-- WRITTEN EXERCISE --
Return all of the entries word for word, but omit the pictures they contain.

* begin *

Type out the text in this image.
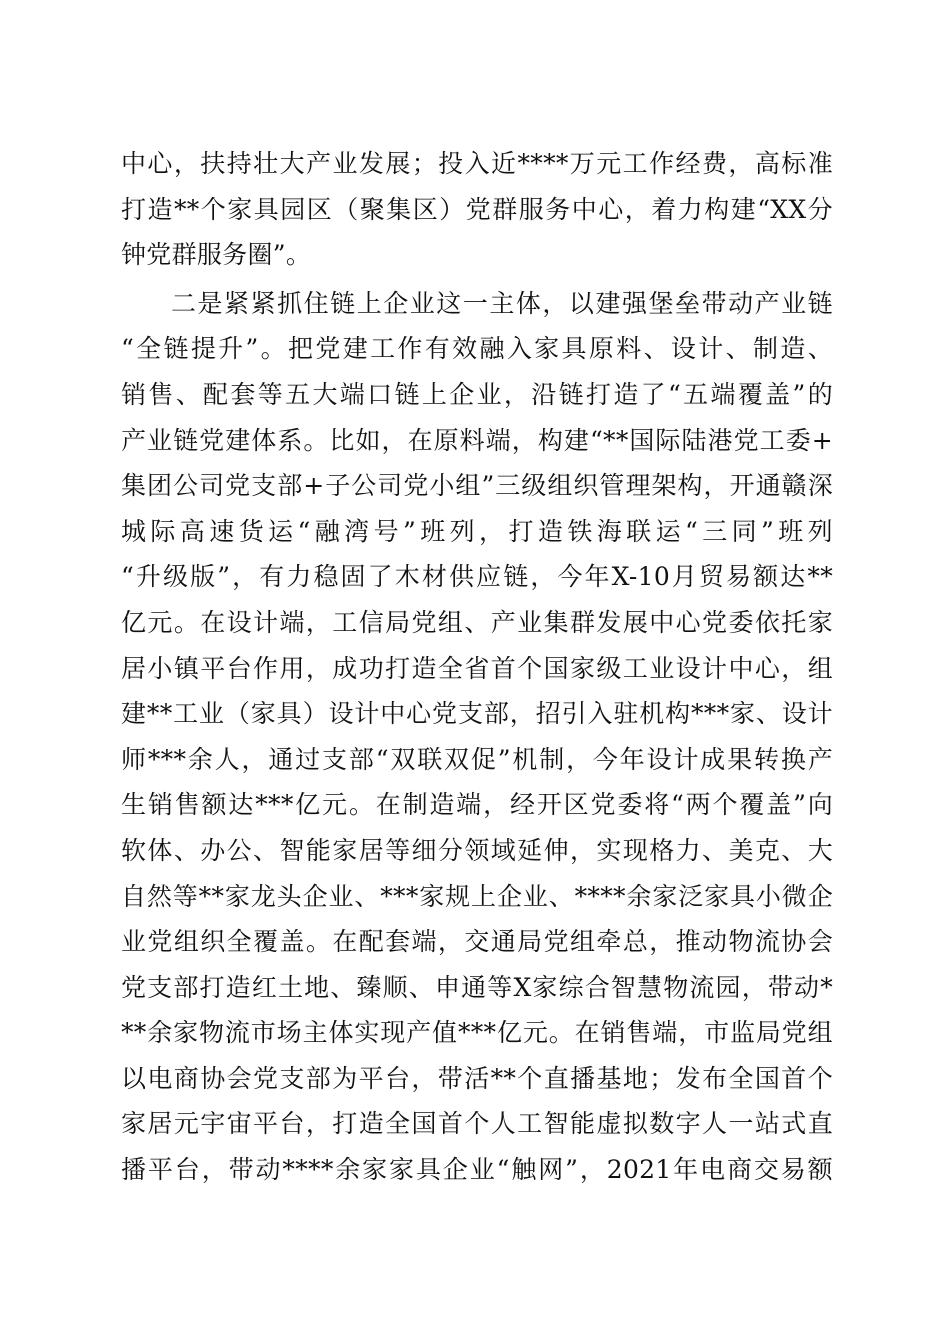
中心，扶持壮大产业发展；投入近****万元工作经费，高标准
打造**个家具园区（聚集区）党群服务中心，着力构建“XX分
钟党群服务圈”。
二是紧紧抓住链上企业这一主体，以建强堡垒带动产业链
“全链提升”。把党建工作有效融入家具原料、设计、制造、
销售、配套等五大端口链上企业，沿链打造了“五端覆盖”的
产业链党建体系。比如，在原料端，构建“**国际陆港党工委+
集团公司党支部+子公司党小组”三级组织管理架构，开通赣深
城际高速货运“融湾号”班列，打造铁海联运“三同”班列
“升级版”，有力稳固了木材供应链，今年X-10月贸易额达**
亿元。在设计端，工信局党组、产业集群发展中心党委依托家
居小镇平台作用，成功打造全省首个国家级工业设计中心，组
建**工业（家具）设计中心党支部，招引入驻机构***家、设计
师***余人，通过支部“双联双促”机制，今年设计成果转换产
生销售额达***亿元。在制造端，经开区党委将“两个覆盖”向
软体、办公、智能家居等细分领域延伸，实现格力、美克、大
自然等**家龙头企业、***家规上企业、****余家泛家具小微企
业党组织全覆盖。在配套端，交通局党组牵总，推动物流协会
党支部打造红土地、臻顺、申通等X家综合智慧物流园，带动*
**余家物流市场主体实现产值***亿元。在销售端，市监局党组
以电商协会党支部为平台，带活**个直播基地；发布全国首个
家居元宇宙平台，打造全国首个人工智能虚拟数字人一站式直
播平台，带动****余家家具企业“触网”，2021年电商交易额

* end *

-- EXERCISE OUTPUT --
Type out the text in this image.
中心，扶持壮大产业发展；投入近****万元工作经费，高标准
打造**个家具园区（聚集区）党群服务中心，着力构建“XX分
钟党群服务圈”。
二是紧紧抓住链上企业这一主体，以建强堡垒带动产业链
“全链提升”。把党建工作有效融入家具原料、设计、制造、
销售、配套等五大端口链上企业，沿链打造了“五端覆盖”的
产业链党建体系。比如，在原料端，构建“**国际陆港党工委+
集团公司党支部+子公司党小组”三级组织管理架构，开通赣深
城际高速货运“融湾号”班列，打造铁海联运“三同”班列
“升级版”，有力稳固了木材供应链，今年X-10月贸易额达**
亿元。在设计端，工信局党组、产业集群发展中心党委依托家
居小镇平台作用，成功打造全省首个国家级工业设计中心，组
建**工业（家具）设计中心党支部，招引入驻机构***家、设计
师***余人，通过支部“双联双促”机制，今年设计成果转换产
生销售额达***亿元。在制造端，经开区党委将“两个覆盖”向
软体、办公、智能家居等细分领域延伸，实现格力、美克、大
自然等**家龙头企业、***家规上企业、****余家泛家具小微企
业党组织全覆盖。在配套端，交通局党组牵总，推动物流协会
党支部打造红土地、臻顺、申通等X家综合智慧物流园，带动*
**余家物流市场主体实现产值***亿元。在销售端，市监局党组
以电商协会党支部为平台，带活**个直播基地；发布全国首个
家居元宇宙平台，打造全国首个人工智能虚拟数字人一站式直
播平台，带动****余家家具企业“触网”，2021年电商交易额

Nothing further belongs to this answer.